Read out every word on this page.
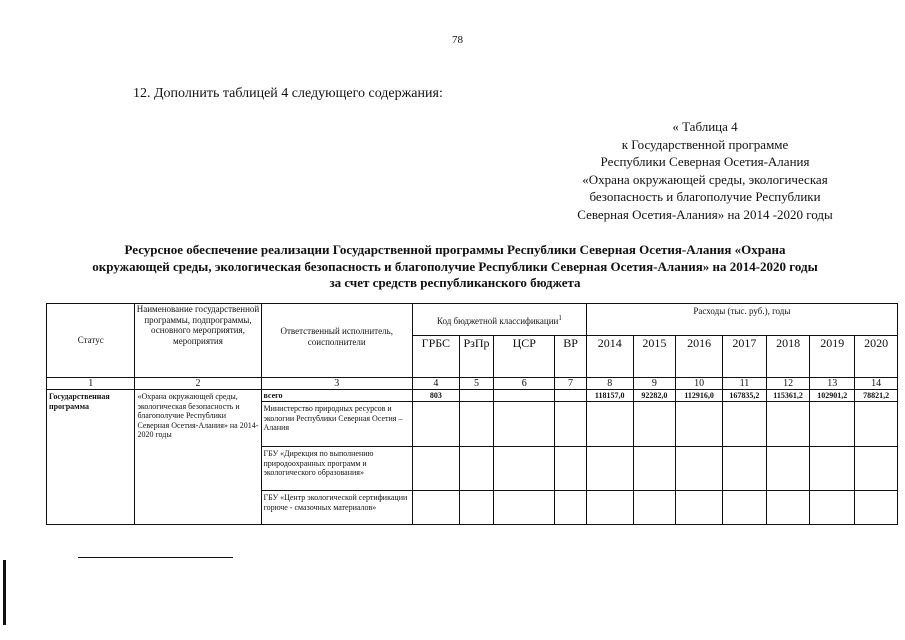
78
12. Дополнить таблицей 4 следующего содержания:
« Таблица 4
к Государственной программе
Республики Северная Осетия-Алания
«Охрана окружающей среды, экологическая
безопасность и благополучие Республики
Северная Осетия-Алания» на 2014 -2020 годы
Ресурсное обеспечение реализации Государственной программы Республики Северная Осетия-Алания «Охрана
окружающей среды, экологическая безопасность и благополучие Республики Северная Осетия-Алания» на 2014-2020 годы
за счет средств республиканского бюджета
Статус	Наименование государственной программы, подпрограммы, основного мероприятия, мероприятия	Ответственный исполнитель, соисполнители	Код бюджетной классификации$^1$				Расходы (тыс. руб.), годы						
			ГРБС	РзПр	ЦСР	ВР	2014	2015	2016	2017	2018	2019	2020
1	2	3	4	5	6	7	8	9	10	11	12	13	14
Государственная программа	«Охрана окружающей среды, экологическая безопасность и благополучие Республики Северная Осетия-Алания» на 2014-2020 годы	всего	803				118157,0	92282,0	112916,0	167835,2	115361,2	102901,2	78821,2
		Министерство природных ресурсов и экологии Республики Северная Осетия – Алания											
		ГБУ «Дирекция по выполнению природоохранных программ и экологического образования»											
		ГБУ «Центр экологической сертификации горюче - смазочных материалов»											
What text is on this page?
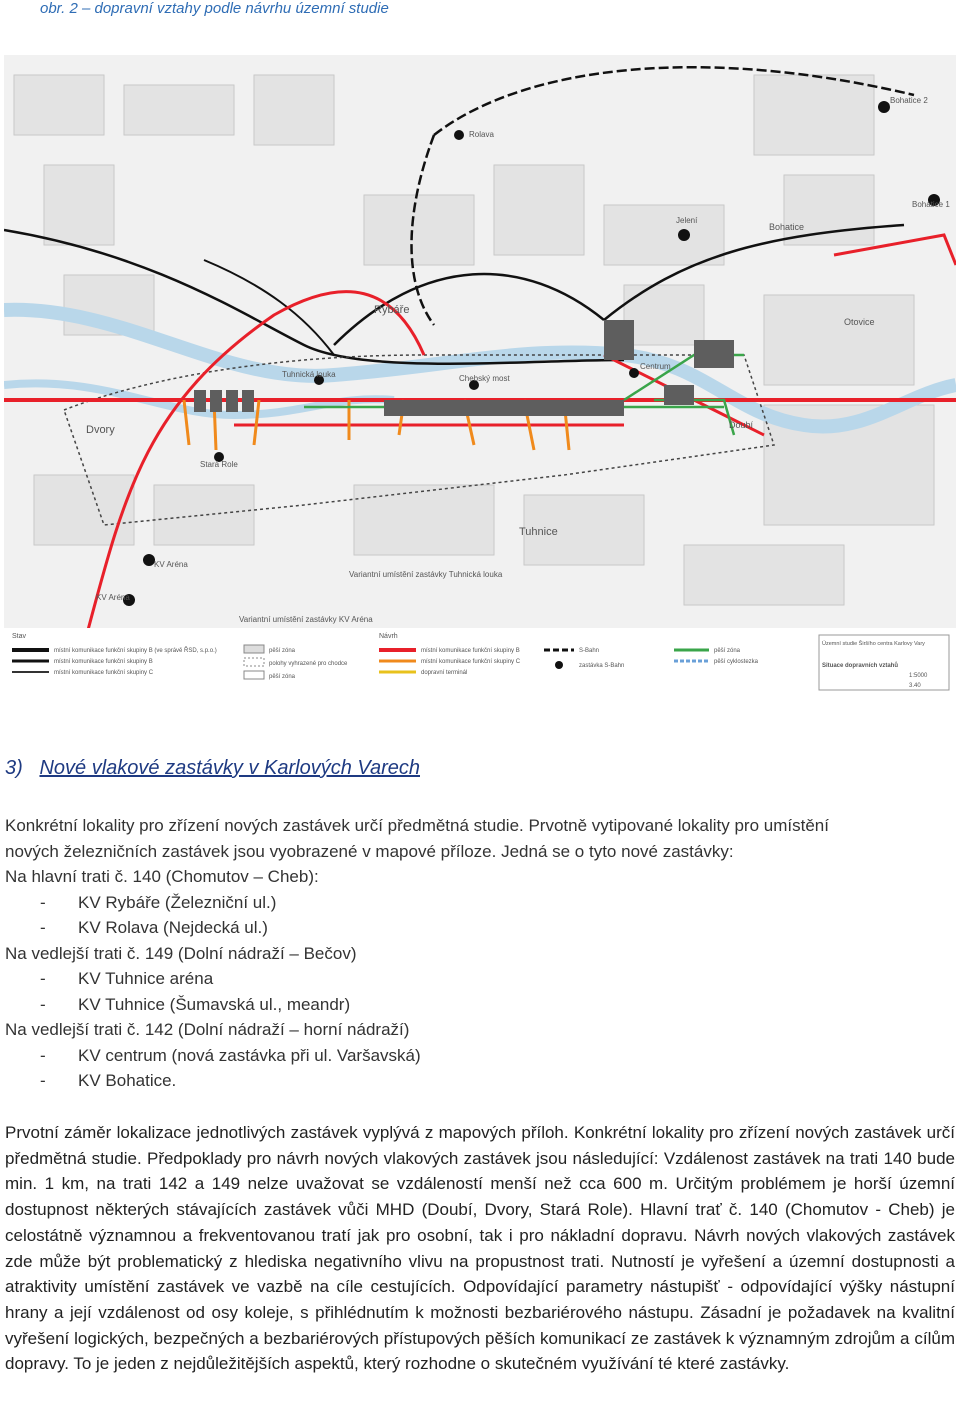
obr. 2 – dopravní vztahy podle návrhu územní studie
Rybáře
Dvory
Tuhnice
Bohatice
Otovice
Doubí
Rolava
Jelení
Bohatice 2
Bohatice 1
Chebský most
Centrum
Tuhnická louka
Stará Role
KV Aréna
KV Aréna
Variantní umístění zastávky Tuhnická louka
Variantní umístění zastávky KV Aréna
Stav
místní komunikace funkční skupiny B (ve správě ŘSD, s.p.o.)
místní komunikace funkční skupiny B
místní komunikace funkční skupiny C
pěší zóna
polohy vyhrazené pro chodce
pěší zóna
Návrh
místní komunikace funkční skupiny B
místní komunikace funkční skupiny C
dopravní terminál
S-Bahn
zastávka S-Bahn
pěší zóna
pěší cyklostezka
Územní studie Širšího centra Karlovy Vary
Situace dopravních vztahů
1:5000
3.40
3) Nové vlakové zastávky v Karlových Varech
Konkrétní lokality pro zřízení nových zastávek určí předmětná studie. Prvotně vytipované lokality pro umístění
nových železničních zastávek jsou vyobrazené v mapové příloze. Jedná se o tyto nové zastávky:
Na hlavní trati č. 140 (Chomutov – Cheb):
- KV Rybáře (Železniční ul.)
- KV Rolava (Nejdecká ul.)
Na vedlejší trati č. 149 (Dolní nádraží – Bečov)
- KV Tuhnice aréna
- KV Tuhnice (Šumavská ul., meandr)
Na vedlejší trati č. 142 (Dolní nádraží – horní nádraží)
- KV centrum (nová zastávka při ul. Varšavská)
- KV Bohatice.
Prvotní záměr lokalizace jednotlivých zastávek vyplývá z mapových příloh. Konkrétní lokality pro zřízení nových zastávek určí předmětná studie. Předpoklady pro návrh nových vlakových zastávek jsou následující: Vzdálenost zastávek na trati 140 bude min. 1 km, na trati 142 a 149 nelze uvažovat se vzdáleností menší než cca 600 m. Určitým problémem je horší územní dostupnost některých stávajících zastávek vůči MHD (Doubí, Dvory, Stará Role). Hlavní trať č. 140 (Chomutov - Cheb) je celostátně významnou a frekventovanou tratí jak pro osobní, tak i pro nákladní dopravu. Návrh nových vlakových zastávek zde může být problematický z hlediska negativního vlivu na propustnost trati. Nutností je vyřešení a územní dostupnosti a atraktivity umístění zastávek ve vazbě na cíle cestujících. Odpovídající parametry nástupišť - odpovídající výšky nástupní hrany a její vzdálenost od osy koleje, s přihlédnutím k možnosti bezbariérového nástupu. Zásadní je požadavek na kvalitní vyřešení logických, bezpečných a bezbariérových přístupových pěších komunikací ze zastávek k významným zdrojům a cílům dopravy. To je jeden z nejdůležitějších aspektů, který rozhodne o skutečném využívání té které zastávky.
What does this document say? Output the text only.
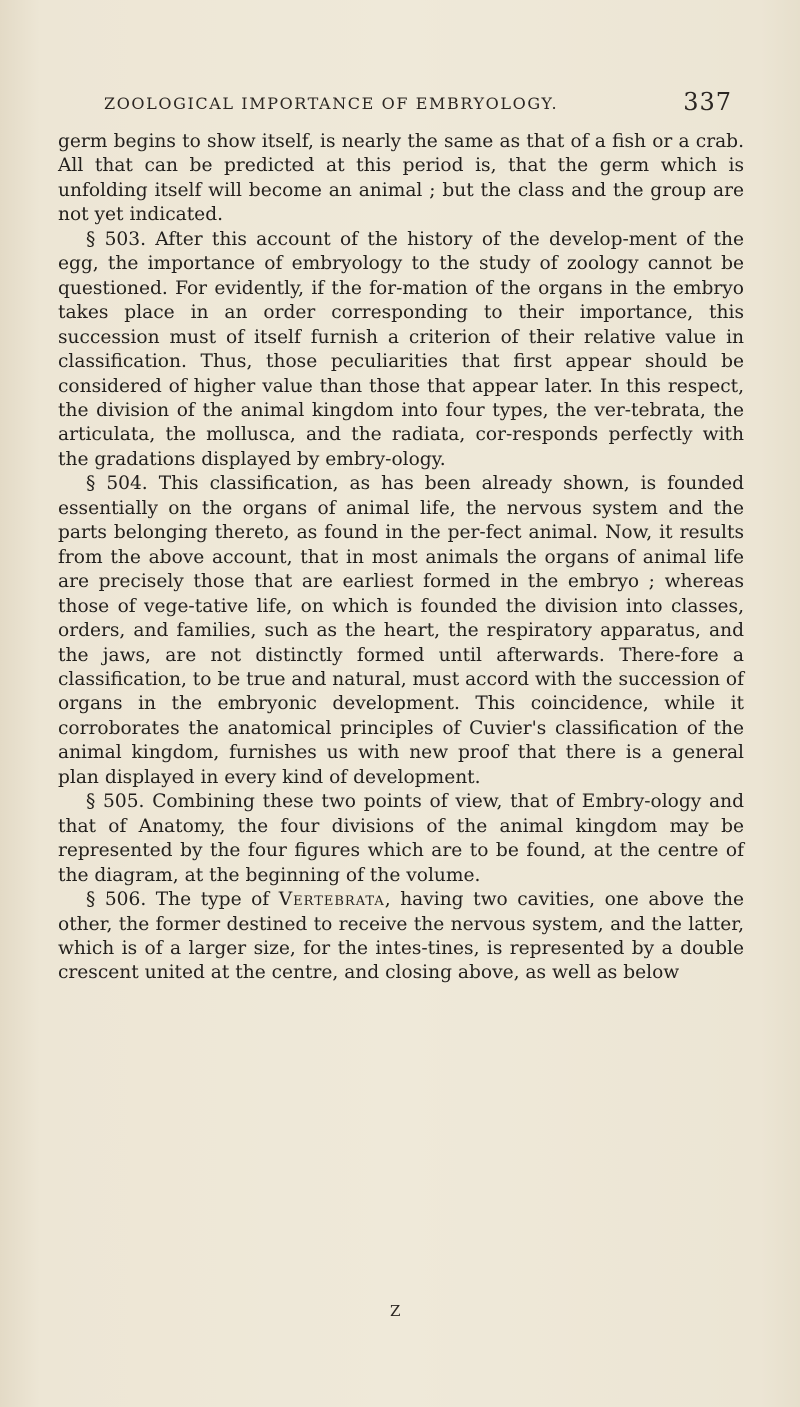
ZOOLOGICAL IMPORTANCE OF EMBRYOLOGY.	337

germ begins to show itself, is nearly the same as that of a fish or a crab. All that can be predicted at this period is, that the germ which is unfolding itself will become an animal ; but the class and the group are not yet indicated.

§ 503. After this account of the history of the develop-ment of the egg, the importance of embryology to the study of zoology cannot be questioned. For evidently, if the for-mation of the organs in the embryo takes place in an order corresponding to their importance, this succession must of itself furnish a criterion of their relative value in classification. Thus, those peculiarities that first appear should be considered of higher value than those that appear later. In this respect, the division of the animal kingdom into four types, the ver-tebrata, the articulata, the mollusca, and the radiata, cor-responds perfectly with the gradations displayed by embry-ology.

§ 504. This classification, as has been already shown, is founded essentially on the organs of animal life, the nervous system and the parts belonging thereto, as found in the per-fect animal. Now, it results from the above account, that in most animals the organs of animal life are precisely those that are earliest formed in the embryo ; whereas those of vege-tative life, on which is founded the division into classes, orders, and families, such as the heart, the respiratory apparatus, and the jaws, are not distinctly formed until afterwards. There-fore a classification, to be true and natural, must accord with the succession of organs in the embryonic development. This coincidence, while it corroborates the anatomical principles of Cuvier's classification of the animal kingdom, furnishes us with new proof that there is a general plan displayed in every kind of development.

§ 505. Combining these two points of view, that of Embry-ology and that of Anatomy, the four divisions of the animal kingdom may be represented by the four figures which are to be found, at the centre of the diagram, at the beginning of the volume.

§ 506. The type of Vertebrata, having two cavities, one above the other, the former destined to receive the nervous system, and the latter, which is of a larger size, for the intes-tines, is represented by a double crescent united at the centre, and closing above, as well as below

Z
+++
Your task: Looking at the listing above, how many of its lines contain the string "nádraží"? Give the number alone.

Result for this exercise: 2